Records for this exercise:
## begin
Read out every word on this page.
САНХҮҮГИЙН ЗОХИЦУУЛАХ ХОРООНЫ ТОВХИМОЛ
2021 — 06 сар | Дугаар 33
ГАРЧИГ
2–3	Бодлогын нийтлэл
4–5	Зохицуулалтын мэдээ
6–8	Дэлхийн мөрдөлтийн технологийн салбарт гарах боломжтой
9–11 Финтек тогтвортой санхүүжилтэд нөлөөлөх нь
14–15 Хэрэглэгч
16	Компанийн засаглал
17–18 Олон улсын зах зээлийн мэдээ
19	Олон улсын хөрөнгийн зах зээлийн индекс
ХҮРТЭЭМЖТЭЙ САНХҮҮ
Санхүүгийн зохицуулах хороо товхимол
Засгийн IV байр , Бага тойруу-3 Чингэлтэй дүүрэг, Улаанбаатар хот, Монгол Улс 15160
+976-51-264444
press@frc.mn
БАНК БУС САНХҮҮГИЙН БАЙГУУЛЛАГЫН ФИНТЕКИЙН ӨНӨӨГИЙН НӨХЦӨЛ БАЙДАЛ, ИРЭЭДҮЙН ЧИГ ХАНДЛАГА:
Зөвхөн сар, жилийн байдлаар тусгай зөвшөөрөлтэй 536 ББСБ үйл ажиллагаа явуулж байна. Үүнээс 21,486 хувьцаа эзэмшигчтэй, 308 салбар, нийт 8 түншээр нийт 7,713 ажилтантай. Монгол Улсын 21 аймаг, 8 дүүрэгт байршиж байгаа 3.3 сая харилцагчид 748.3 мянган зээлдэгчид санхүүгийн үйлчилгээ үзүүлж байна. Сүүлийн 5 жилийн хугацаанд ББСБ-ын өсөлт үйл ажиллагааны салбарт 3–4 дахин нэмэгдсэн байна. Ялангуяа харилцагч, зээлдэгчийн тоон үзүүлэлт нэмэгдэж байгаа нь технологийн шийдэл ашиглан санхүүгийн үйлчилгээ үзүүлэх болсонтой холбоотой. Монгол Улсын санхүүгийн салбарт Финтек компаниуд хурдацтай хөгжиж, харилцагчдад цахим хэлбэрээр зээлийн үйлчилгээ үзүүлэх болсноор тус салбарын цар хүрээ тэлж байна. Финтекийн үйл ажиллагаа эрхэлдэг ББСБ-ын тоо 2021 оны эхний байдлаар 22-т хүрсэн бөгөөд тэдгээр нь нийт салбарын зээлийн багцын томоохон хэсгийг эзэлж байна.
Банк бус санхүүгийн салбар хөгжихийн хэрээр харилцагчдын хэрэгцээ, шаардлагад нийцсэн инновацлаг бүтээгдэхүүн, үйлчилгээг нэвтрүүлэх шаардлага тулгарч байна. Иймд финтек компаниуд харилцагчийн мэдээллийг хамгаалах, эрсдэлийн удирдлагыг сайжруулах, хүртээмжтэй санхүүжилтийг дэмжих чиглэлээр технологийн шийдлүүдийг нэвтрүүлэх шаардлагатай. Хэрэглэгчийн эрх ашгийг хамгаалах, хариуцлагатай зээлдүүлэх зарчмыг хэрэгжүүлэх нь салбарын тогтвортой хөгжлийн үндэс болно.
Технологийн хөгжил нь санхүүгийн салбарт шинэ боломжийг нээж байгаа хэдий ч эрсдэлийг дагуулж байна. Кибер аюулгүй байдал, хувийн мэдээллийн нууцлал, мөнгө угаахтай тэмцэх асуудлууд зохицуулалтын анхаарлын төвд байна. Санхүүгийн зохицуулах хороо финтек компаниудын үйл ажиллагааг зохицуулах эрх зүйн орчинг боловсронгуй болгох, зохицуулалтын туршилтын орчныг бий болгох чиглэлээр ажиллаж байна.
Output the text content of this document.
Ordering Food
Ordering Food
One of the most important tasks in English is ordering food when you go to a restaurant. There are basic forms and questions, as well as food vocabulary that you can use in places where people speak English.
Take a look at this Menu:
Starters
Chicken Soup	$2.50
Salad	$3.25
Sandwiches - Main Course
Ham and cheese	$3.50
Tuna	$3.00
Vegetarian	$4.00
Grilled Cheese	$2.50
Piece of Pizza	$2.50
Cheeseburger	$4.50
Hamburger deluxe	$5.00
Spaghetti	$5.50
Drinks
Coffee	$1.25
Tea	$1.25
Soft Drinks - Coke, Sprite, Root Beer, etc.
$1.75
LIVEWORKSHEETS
## end
Work instructions:
Copy out each line of the material that holds the word "зээлийн".

Output of the task:
17–18 Олон улсын зах зээлийн мэдээ
19	Олон улсын хөрөнгийн зах зээлийн индекс
Зөвхөн сар, жилийн байдлаар тусгай зөвшөөрөлтэй 536 ББСБ үйл ажиллагаа явуулж байна. Үүнээс 21,486 хувьцаа эзэмшигчтэй, 308 салбар, нийт 8 түншээр нийт 7,713 ажилтантай. Монгол Улсын 21 аймаг, 8 дүүрэгт байршиж байгаа 3.3 сая харилцагчид 748.3 мянган зээлдэгчид санхүүгийн үйлчилгээ үзүүлж байна. Сүүлийн 5 жилийн хугацаанд ББСБ-ын өсөлт үйл ажиллагааны салбарт 3–4 дахин нэмэгдсэн байна. Ялангуяа харилцагч, зээлдэгчийн тоон үзүүлэлт нэмэгдэж байгаа нь технологийн шийдэл ашиглан санхүүгийн үйлчилгээ үзүүлэх болсонтой холбоотой. Монгол Улсын санхүүгийн салбарт Финтек компаниуд хурдацтай хөгжиж, харилцагчдад цахим хэлбэрээр зээлийн үйлчилгээ үзүүлэх болсноор тус салбарын цар хүрээ тэлж байна. Финтекийн үйл ажиллагаа эрхэлдэг ББСБ-ын тоо 2021 оны эхний байдлаар 22-т хүрсэн бөгөөд тэдгээр нь нийт салбарын зээлийн багцын томоохон хэсгийг эзэлж байна.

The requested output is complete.